====== Provided records
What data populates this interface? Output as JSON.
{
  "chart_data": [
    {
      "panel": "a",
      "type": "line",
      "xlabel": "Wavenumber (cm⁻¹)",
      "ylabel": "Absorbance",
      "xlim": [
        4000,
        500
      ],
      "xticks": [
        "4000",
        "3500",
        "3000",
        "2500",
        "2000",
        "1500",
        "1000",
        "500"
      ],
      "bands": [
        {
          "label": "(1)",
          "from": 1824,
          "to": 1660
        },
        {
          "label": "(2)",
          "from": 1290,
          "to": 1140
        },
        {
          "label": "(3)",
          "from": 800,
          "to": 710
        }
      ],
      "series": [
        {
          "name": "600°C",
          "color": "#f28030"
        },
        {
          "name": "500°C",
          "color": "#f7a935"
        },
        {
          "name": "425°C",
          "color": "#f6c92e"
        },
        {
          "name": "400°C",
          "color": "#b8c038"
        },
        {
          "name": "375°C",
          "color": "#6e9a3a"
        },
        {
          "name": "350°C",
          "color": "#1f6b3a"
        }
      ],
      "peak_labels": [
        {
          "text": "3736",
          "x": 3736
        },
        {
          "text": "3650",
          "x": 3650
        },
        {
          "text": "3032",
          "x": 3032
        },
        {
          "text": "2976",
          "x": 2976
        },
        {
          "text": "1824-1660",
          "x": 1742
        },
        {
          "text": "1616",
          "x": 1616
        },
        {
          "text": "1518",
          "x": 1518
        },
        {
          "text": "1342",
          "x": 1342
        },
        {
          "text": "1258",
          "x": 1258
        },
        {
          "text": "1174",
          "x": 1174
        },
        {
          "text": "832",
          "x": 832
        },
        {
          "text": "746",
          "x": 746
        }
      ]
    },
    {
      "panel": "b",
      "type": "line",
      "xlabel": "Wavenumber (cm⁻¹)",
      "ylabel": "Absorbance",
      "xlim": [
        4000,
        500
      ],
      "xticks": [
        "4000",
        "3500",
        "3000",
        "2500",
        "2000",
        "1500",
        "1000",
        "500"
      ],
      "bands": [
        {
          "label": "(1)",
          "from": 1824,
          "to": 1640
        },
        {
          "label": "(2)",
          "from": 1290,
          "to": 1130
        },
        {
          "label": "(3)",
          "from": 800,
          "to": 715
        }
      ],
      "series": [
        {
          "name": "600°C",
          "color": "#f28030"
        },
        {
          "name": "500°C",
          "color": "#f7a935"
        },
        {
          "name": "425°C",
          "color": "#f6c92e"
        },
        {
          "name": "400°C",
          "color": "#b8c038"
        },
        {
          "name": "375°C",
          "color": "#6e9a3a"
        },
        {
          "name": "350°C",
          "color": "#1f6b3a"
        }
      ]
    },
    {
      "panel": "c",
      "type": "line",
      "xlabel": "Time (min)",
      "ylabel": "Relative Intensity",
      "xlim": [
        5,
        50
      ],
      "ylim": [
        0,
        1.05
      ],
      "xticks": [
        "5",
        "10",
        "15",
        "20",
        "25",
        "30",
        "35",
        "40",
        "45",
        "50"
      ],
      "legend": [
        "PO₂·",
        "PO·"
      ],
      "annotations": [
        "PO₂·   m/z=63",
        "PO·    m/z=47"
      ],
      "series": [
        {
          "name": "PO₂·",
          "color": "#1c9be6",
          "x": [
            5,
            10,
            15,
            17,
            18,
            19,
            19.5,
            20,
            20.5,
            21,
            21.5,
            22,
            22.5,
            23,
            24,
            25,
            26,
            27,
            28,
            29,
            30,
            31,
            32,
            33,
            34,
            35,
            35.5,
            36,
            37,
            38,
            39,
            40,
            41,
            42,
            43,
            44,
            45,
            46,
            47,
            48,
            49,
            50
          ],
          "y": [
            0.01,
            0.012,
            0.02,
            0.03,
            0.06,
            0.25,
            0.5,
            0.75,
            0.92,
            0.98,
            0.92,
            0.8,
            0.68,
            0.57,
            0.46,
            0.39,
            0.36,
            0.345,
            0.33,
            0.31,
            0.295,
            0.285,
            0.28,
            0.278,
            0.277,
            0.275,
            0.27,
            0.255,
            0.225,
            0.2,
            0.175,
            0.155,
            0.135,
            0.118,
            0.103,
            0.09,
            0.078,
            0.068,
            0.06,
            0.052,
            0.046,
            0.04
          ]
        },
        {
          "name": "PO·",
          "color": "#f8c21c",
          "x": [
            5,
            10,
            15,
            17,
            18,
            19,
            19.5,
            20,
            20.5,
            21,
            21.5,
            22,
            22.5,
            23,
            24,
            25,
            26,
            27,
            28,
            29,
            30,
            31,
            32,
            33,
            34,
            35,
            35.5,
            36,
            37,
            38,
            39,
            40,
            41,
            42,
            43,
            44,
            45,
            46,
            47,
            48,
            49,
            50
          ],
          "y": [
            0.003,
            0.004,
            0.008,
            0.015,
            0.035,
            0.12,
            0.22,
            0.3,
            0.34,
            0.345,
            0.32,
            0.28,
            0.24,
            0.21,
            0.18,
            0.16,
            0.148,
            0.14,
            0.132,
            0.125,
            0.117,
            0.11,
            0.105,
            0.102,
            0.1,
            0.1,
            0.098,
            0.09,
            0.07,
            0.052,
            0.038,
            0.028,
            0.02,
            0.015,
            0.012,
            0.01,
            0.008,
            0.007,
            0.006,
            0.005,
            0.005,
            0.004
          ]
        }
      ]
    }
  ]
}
============
_Do this_: Print again each line of the listing above, exactly as it appears.

_Completed exercise_:
What data populates this interface? Output as JSON.
{
  "chart_data": [
    {
      "panel": "a",
      "type": "line",
      "xlabel": "Wavenumber (cm⁻¹)",
      "ylabel": "Absorbance",
      "xlim": [
        4000,
        500
      ],
      "xticks": [
        "4000",
        "3500",
        "3000",
        "2500",
        "2000",
        "1500",
        "1000",
        "500"
      ],
      "bands": [
        {
          "label": "(1)",
          "from": 1824,
          "to": 1660
        },
        {
          "label": "(2)",
          "from": 1290,
          "to": 1140
        },
        {
          "label": "(3)",
          "from": 800,
          "to": 710
        }
      ],
      "series": [
        {
          "name": "600°C",
          "color": "#f28030"
        },
        {
          "name": "500°C",
          "color": "#f7a935"
        },
        {
          "name": "425°C",
          "color": "#f6c92e"
        },
        {
          "name": "400°C",
          "color": "#b8c038"
        },
        {
          "name": "375°C",
          "color": "#6e9a3a"
        },
        {
          "name": "350°C",
          "color": "#1f6b3a"
        }
      ],
      "peak_labels": [
        {
          "text": "3736",
          "x": 3736
        },
        {
          "text": "3650",
          "x": 3650
        },
        {
          "text": "3032",
          "x": 3032
        },
        {
          "text": "2976",
          "x": 2976
        },
        {
          "text": "1824-1660",
          "x": 1742
        },
        {
          "text": "1616",
          "x": 1616
        },
        {
          "text": "1518",
          "x": 1518
        },
        {
          "text": "1342",
          "x": 1342
        },
        {
          "text": "1258",
          "x": 1258
        },
        {
          "text": "1174",
          "x": 1174
        },
        {
          "text": "832",
          "x": 832
        },
        {
          "text": "746",
          "x": 746
        }
      ]
    },
    {
      "panel": "b",
      "type": "line",
      "xlabel": "Wavenumber (cm⁻¹)",
      "ylabel": "Absorbance",
      "xlim": [
        4000,
        500
      ],
      "xticks": [
        "4000",
        "3500",
        "3000",
        "2500",
        "2000",
        "1500",
        "1000",
        "500"
      ],
      "bands": [
        {
          "label": "(1)",
          "from": 1824,
          "to": 1640
        },
        {
          "label": "(2)",
          "from": 1290,
          "to": 1130
        },
        {
          "label": "(3)",
          "from": 800,
          "to": 715
        }
      ],
      "series": [
        {
          "name": "600°C",
          "color": "#f28030"
        },
        {
          "name": "500°C",
          "color": "#f7a935"
        },
        {
          "name": "425°C",
          "color": "#f6c92e"
        },
        {
          "name": "400°C",
          "color": "#b8c038"
        },
        {
          "name": "375°C",
          "color": "#6e9a3a"
        },
        {
          "name": "350°C",
          "color": "#1f6b3a"
        }
      ]
    },
    {
      "panel": "c",
      "type": "line",
      "xlabel": "Time (min)",
      "ylabel": "Relative Intensity",
      "xlim": [
        5,
        50
      ],
      "ylim": [
        0,
        1.05
      ],
      "xticks": [
        "5",
        "10",
        "15",
        "20",
        "25",
        "30",
        "35",
        "40",
        "45",
        "50"
      ],
      "legend": [
        "PO₂·",
        "PO·"
      ],
      "annotations": [
        "PO₂·   m/z=63",
        "PO·    m/z=47"
      ],
      "series": [
        {
          "name": "PO₂·",
          "color": "#1c9be6",
          "x": [
            5,
            10,
            15,
            17,
            18,
            19,
            19.5,
            20,
            20.5,
            21,
            21.5,
            22,
            22.5,
            23,
            24,
            25,
            26,
            27,
            28,
            29,
            30,
            31,
            32,
            33,
            34,
            35,
            35.5,
            36,
            37,
            38,
            39,
            40,
            41,
            42,
            43,
            44,
            45,
            46,
            47,
            48,
            49,
            50
          ],
          "y": [
            0.01,
            0.012,
            0.02,
            0.03,
            0.06,
            0.25,
            0.5,
            0.75,
            0.92,
            0.98,
            0.92,
            0.8,
            0.68,
            0.57,
            0.46,
            0.39,
            0.36,
            0.345,
            0.33,
            0.31,
            0.295,
            0.285,
            0.28,
            0.278,
            0.277,
            0.275,
            0.27,
            0.255,
            0.225,
            0.2,
            0.175,
            0.155,
            0.135,
            0.118,
            0.103,
            0.09,
            0.078,
            0.068,
            0.06,
            0.052,
            0.046,
            0.04
          ]
        },
        {
          "name": "PO·",
          "color": "#f8c21c",
          "x": [
            5,
            10,
            15,
            17,
            18,
            19,
            19.5,
            20,
            20.5,
            21,
            21.5,
            22,
            22.5,
            23,
            24,
            25,
            26,
            27,
            28,
            29,
            30,
            31,
            32,
            33,
            34,
            35,
            35.5,
            36,
            37,
            38,
            39,
            40,
            41,
            42,
            43,
            44,
            45,
            46,
            47,
            48,
            49,
            50
          ],
          "y": [
            0.003,
            0.004,
            0.008,
            0.015,
            0.035,
            0.12,
            0.22,
            0.3,
            0.34,
            0.345,
            0.32,
            0.28,
            0.24,
            0.21,
            0.18,
            0.16,
            0.148,
            0.14,
            0.132,
            0.125,
            0.117,
            0.11,
            0.105,
            0.102,
            0.1,
            0.1,
            0.098,
            0.09,
            0.07,
            0.052,
            0.038,
            0.028,
            0.02,
            0.015,
            0.012,
            0.01,
            0.008,
            0.007,
            0.006,
            0.005,
            0.005,
            0.004
          ]
        }
      ]
    }
  ]
}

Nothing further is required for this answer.